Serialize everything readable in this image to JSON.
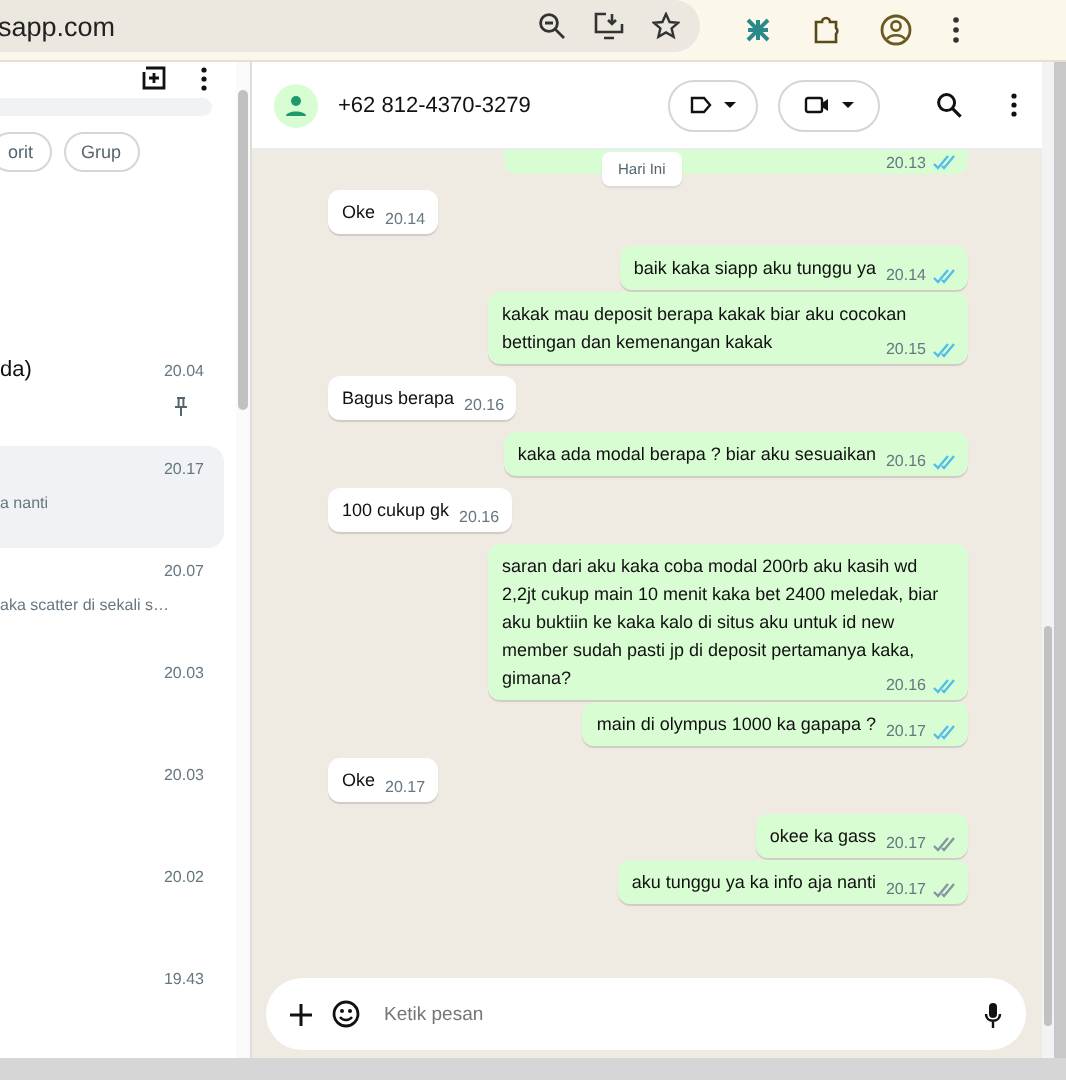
{
  "browser": {
    "url": "sapp.com"
  },
  "sidebar": {
    "filters": [
      {
        "label": "orit",
        "selected": false
      },
      {
        "label": "Grup",
        "selected": false
      }
    ],
    "chats": [
      {
        "title": "da)",
        "time": "20.04",
        "pinned": true,
        "selected": false
      },
      {
        "preview": "a nanti",
        "time": "20.17",
        "pinned": false,
        "selected": true
      },
      {
        "preview": "aka scatter di sekali s…",
        "time": "20.07",
        "pinned": false,
        "selected": false
      },
      {
        "time": "20.03",
        "pinned": false,
        "selected": false
      },
      {
        "time": "20.03",
        "pinned": false,
        "selected": false
      },
      {
        "time": "20.02",
        "pinned": false,
        "selected": false
      },
      {
        "time": "19.43",
        "pinned": false,
        "selected": false
      }
    ]
  },
  "chat": {
    "contact": "+62 812-4370-3279",
    "date_chip": "Hari Ini",
    "clipped_message": {
      "time": "20.13",
      "read": true
    },
    "messages": [
      {
        "kind": "in",
        "text": "Oke",
        "time": "20.14"
      },
      {
        "kind": "out",
        "text": "baik kaka siapp aku tunggu ya",
        "time": "20.14",
        "read": true
      },
      {
        "kind": "out",
        "text": "kakak mau deposit berapa kakak biar aku cocokan bettingan dan kemenangan kakak",
        "time": "20.15",
        "read": true
      },
      {
        "kind": "in",
        "text": "Bagus berapa",
        "time": "20.16"
      },
      {
        "kind": "out",
        "text": "kaka ada modal berapa ? biar aku sesuaikan",
        "time": "20.16",
        "read": true
      },
      {
        "kind": "in",
        "text": "100 cukup gk",
        "time": "20.16"
      },
      {
        "kind": "out",
        "text": "saran dari aku kaka coba modal 200rb aku kasih wd 2,2jt cukup main 10 menit kaka bet 2400 meledak, biar aku buktiin ke kaka kalo di situs aku untuk id new member sudah pasti jp di deposit pertamanya kaka, gimana?",
        "time": "20.16",
        "read": true
      },
      {
        "kind": "out",
        "text": "main di olympus 1000 ka gapapa ?",
        "time": "20.17",
        "read": true
      },
      {
        "kind": "in",
        "text": "Oke",
        "time": "20.17"
      },
      {
        "kind": "out",
        "text": "okee ka gass",
        "time": "20.17",
        "read": false
      },
      {
        "kind": "out",
        "text": "aku tunggu ya ka info aja nanti",
        "time": "20.17",
        "read": false
      }
    ],
    "composer": {
      "placeholder": "Ketik pesan"
    }
  }
}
_____
# [The exercise]
The entries above should be reproduced exactly, without their pictures.

# [Answer below]
Serialize everything readable in this image to JSON.
{
  "browser": {
    "url": "sapp.com"
  },
  "sidebar": {
    "filters": [
      {
        "label": "orit",
        "selected": false
      },
      {
        "label": "Grup",
        "selected": false
      }
    ],
    "chats": [
      {
        "title": "da)",
        "time": "20.04",
        "pinned": true,
        "selected": false
      },
      {
        "preview": "a nanti",
        "time": "20.17",
        "pinned": false,
        "selected": true
      },
      {
        "preview": "aka scatter di sekali s…",
        "time": "20.07",
        "pinned": false,
        "selected": false
      },
      {
        "time": "20.03",
        "pinned": false,
        "selected": false
      },
      {
        "time": "20.03",
        "pinned": false,
        "selected": false
      },
      {
        "time": "20.02",
        "pinned": false,
        "selected": false
      },
      {
        "time": "19.43",
        "pinned": false,
        "selected": false
      }
    ]
  },
  "chat": {
    "contact": "+62 812-4370-3279",
    "date_chip": "Hari Ini",
    "clipped_message": {
      "time": "20.13",
      "read": true
    },
    "messages": [
      {
        "kind": "in",
        "text": "Oke",
        "time": "20.14"
      },
      {
        "kind": "out",
        "text": "baik kaka siapp aku tunggu ya",
        "time": "20.14",
        "read": true
      },
      {
        "kind": "out",
        "text": "kakak mau deposit berapa kakak biar aku cocokan bettingan dan kemenangan kakak",
        "time": "20.15",
        "read": true
      },
      {
        "kind": "in",
        "text": "Bagus berapa",
        "time": "20.16"
      },
      {
        "kind": "out",
        "text": "kaka ada modal berapa ? biar aku sesuaikan",
        "time": "20.16",
        "read": true
      },
      {
        "kind": "in",
        "text": "100 cukup gk",
        "time": "20.16"
      },
      {
        "kind": "out",
        "text": "saran dari aku kaka coba modal 200rb aku kasih wd 2,2jt cukup main 10 menit kaka bet 2400 meledak, biar aku buktiin ke kaka kalo di situs aku untuk id new member sudah pasti jp di deposit pertamanya kaka, gimana?",
        "time": "20.16",
        "read": true
      },
      {
        "kind": "out",
        "text": "main di olympus 1000 ka gapapa ?",
        "time": "20.17",
        "read": true
      },
      {
        "kind": "in",
        "text": "Oke",
        "time": "20.17"
      },
      {
        "kind": "out",
        "text": "okee ka gass",
        "time": "20.17",
        "read": false
      },
      {
        "kind": "out",
        "text": "aku tunggu ya ka info aja nanti",
        "time": "20.17",
        "read": false
      }
    ],
    "composer": {
      "placeholder": "Ketik pesan"
    }
  }
}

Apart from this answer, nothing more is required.